◆ **EXERCISE INPUTS**:
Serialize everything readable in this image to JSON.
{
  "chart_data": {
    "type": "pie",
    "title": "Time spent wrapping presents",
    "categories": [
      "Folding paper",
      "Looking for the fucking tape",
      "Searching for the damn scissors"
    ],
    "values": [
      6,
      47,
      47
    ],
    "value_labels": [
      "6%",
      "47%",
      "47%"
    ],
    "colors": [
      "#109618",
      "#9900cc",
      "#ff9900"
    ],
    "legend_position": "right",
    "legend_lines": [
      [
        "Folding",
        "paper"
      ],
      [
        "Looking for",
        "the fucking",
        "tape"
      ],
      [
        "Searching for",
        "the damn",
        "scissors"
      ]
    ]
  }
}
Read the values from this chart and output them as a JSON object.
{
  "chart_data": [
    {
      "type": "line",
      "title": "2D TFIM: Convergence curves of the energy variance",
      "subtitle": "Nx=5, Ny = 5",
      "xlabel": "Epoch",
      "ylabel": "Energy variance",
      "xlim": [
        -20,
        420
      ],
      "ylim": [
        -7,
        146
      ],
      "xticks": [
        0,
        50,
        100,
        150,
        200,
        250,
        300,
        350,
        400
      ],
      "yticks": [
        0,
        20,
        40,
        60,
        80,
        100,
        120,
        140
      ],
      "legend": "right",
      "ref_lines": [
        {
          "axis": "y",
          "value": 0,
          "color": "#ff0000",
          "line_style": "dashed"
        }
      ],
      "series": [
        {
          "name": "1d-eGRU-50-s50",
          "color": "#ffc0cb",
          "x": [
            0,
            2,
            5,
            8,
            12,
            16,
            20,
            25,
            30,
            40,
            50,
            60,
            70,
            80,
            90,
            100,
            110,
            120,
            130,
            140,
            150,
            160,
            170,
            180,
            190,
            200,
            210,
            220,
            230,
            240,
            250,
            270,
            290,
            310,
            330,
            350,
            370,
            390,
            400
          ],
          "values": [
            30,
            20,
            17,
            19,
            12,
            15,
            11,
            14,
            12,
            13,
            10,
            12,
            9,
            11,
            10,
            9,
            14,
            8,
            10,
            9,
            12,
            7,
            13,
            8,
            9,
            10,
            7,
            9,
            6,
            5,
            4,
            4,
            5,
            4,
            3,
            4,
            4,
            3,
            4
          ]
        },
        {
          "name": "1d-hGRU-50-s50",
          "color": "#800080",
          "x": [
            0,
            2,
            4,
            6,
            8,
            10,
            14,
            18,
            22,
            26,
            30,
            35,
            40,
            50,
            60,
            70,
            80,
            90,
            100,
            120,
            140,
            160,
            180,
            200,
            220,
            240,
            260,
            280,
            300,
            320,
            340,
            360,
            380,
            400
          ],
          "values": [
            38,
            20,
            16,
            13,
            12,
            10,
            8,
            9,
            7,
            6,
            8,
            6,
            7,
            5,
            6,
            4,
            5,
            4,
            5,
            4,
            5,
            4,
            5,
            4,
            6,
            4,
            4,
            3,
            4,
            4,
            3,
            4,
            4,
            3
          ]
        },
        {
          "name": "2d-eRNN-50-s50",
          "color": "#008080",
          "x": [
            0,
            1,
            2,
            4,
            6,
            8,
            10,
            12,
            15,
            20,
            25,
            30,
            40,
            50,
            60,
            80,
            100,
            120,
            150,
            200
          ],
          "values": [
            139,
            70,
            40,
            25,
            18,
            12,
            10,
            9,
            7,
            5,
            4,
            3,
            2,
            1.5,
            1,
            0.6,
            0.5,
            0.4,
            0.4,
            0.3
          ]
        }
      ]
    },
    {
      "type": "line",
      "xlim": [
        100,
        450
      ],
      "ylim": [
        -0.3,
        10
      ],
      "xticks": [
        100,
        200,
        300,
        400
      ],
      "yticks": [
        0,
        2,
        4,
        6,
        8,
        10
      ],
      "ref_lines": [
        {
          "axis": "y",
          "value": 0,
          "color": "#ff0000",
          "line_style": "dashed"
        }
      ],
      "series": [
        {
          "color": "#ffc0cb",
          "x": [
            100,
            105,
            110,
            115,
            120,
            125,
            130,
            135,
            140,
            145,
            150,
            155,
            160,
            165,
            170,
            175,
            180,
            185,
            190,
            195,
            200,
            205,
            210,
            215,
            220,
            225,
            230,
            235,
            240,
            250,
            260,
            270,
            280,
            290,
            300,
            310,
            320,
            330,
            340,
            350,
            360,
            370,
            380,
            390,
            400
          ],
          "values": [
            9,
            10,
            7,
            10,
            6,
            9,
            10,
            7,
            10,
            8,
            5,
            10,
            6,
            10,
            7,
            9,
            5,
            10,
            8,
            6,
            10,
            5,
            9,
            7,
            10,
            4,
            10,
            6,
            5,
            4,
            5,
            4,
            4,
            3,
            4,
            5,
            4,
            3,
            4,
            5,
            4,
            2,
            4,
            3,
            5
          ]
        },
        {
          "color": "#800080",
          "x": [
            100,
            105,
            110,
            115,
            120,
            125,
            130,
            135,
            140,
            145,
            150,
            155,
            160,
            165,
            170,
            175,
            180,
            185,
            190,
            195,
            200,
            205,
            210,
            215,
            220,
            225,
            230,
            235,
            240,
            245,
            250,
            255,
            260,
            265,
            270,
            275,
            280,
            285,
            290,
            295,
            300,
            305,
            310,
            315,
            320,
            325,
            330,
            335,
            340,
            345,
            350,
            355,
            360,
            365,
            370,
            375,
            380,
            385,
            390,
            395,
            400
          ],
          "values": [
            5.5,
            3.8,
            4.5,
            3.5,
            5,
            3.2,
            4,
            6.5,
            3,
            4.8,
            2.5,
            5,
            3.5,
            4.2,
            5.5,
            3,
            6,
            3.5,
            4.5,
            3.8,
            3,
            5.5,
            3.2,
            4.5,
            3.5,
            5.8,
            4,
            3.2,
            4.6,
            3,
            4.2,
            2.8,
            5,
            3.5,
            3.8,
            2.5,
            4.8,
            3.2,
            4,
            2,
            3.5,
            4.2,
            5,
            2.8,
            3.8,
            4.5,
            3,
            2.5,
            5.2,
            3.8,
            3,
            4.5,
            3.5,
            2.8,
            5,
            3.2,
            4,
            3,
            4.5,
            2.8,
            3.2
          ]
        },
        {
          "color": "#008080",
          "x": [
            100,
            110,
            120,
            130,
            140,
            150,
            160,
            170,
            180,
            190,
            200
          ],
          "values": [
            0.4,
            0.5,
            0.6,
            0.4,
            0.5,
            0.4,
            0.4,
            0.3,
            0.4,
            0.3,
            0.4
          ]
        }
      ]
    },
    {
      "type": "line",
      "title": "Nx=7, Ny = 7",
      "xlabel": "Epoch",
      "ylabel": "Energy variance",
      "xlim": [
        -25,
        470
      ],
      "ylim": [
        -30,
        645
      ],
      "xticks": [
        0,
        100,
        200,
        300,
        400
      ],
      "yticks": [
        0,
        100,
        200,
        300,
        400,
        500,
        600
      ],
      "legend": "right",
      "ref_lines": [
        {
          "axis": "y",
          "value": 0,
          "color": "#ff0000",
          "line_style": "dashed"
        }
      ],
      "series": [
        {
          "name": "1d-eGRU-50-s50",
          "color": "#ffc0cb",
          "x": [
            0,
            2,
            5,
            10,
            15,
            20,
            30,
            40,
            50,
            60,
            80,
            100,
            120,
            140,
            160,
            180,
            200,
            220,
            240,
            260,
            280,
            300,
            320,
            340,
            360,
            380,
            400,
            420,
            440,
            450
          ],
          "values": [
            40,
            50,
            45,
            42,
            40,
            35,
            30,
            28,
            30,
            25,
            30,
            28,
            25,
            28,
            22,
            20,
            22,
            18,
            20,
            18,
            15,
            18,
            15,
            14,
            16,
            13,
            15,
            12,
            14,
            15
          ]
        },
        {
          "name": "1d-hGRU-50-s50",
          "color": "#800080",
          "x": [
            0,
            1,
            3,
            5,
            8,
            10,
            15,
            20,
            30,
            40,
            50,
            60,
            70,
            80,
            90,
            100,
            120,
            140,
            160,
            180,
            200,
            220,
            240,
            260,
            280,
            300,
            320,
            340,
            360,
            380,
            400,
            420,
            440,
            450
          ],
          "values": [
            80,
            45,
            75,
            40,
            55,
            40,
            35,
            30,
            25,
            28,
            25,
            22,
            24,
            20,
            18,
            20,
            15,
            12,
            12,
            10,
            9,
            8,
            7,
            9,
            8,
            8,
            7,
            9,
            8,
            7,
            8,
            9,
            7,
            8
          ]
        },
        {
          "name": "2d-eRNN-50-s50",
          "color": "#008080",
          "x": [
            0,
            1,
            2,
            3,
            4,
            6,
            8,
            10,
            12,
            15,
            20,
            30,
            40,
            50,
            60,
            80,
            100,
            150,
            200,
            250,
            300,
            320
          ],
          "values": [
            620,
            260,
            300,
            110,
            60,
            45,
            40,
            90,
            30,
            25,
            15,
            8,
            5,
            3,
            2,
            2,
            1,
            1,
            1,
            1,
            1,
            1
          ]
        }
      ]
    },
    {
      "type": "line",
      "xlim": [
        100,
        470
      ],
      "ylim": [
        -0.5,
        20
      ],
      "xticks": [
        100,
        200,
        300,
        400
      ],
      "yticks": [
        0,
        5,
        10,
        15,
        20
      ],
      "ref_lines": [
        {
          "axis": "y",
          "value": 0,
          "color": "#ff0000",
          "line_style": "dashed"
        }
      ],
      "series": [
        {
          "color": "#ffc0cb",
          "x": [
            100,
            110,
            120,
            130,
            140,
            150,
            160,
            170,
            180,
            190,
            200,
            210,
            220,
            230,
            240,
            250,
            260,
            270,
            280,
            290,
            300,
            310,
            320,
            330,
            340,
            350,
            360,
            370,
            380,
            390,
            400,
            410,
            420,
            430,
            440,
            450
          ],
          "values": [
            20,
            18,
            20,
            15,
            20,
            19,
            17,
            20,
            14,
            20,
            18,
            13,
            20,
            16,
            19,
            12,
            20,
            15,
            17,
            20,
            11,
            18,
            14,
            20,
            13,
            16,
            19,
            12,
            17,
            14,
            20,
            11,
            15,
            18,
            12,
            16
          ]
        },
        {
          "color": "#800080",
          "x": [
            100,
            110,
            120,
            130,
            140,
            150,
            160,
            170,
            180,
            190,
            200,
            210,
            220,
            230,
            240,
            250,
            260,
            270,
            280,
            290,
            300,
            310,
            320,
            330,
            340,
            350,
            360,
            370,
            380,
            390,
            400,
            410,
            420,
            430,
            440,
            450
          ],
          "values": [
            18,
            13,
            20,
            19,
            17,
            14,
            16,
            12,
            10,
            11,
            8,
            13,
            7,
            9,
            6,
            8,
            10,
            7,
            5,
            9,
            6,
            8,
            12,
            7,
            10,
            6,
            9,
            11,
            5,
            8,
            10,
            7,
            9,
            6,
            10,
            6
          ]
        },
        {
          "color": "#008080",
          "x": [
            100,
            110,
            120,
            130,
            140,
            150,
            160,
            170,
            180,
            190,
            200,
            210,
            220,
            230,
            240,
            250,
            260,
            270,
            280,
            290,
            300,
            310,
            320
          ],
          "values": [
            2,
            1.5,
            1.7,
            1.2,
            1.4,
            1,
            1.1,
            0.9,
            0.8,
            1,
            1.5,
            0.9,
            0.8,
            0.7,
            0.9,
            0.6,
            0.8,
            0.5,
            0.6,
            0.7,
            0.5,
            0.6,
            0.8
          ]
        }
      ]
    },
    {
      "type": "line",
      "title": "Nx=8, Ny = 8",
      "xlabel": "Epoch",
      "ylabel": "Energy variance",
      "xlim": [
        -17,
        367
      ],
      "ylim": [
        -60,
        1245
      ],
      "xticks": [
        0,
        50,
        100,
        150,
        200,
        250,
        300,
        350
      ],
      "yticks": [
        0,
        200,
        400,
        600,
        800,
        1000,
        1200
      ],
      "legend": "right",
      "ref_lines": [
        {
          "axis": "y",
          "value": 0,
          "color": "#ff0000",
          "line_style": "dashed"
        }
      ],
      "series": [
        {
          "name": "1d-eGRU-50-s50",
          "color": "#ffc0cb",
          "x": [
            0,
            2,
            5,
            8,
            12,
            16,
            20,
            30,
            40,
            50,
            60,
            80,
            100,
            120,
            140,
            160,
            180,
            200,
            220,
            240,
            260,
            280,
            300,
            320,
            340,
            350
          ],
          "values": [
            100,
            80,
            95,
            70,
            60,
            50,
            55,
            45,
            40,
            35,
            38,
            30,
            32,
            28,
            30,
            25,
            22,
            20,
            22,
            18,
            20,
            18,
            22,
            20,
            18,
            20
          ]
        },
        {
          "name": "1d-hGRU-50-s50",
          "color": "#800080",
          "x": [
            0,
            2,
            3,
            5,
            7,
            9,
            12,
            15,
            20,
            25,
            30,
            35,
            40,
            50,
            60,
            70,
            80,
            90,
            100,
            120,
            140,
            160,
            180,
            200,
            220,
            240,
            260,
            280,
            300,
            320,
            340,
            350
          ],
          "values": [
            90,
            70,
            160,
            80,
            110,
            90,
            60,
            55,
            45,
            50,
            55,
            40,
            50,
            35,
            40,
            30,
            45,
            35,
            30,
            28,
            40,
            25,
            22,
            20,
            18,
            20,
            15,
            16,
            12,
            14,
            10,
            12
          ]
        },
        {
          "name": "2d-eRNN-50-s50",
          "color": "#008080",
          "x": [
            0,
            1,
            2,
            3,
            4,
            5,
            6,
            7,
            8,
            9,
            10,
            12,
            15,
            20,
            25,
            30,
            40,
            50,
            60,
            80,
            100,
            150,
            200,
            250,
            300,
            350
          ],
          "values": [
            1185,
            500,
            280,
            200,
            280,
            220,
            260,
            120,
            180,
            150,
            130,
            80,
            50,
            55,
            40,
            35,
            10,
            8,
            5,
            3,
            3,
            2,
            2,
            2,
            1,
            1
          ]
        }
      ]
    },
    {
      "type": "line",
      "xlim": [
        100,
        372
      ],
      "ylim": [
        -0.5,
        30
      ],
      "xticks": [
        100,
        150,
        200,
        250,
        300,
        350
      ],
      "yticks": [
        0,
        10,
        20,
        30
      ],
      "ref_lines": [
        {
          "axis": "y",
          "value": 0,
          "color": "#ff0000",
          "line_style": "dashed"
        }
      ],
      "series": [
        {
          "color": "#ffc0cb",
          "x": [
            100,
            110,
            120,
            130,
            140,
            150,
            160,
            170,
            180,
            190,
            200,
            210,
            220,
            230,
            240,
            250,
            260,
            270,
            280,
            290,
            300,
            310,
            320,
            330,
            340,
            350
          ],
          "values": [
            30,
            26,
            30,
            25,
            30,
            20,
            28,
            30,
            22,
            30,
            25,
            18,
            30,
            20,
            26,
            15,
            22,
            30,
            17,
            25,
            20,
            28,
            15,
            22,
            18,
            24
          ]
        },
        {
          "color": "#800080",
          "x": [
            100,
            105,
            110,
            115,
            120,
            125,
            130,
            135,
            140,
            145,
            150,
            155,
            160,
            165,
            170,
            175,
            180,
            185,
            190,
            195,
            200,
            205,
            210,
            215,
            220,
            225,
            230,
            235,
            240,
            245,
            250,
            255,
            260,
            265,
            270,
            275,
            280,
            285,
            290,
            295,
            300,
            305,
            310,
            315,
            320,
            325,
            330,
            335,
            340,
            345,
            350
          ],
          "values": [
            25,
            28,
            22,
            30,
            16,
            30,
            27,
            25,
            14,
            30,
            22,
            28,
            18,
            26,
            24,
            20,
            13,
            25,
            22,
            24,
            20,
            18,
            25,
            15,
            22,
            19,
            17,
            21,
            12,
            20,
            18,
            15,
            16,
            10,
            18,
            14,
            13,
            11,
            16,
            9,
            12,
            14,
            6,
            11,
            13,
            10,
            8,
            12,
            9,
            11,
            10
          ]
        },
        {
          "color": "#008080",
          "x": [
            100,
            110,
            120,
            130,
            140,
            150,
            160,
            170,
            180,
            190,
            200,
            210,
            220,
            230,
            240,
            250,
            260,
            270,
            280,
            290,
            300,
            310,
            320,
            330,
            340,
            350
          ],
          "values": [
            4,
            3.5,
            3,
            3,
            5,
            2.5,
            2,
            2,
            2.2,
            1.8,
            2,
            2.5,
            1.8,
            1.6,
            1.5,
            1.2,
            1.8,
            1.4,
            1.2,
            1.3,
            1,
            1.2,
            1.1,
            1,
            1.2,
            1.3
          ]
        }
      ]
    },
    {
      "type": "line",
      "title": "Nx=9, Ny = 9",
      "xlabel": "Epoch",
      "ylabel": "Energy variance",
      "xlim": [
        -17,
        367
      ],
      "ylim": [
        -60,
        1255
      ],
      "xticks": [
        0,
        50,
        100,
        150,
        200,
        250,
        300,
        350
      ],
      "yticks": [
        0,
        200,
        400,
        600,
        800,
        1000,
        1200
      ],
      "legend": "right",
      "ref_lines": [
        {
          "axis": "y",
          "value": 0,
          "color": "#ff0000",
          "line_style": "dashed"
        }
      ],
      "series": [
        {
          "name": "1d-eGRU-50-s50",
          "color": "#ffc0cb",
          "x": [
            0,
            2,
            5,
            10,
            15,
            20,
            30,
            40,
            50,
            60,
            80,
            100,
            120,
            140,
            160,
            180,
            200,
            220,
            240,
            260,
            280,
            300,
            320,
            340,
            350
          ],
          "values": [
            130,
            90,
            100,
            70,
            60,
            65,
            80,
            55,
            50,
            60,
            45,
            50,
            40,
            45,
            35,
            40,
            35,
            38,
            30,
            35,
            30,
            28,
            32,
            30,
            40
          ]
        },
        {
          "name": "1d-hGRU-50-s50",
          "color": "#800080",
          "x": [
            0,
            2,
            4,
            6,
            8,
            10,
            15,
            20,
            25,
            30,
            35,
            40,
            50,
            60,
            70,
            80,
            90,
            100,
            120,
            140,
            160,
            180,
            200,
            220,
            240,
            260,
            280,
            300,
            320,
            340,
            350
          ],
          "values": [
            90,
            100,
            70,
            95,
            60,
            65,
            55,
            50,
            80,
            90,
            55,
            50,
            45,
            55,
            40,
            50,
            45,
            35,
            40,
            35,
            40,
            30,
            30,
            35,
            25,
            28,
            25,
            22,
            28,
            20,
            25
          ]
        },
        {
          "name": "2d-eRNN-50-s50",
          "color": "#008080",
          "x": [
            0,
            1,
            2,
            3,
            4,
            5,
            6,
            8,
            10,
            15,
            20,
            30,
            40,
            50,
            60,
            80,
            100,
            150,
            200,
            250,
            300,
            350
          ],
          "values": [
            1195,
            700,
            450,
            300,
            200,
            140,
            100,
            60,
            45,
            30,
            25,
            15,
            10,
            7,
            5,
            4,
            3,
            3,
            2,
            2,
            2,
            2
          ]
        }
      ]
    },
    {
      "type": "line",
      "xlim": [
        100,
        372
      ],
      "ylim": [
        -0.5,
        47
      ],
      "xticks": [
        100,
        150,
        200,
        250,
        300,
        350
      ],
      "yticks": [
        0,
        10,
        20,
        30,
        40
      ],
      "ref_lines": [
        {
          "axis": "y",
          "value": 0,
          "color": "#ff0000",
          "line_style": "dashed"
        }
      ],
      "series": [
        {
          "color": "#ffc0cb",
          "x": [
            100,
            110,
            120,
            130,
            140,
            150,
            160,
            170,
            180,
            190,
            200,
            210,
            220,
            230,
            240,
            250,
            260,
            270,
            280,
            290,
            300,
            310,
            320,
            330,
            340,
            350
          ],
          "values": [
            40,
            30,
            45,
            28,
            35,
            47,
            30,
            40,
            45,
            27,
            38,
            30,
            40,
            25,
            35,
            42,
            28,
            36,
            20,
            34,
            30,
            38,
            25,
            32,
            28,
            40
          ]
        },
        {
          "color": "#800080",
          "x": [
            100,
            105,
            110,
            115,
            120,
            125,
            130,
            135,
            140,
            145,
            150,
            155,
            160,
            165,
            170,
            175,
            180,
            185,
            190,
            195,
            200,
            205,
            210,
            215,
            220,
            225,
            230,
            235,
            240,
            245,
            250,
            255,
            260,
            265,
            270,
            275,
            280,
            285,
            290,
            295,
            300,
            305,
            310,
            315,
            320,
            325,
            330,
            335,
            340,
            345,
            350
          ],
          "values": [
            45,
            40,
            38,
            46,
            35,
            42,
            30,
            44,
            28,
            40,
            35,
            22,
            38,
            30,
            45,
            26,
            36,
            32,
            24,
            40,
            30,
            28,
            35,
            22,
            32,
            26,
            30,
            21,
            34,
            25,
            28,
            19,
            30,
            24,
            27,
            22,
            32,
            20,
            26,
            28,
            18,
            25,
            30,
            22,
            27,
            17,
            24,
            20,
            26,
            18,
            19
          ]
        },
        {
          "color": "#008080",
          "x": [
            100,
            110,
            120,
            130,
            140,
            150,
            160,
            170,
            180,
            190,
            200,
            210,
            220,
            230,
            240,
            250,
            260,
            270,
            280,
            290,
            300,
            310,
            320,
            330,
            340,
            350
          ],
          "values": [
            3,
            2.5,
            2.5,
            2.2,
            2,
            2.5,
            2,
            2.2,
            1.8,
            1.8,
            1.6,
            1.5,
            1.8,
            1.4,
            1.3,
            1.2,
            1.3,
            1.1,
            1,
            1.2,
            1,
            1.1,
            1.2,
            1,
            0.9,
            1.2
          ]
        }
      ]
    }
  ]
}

◆ **WHAT IS EXPECTED**: Copy, from the material above, each line in which the string "JSON" occurs.

◆ **COMPLETED TASK**:
Serialize everything readable in this image to JSON.
Read the values from this chart and output them as a JSON object.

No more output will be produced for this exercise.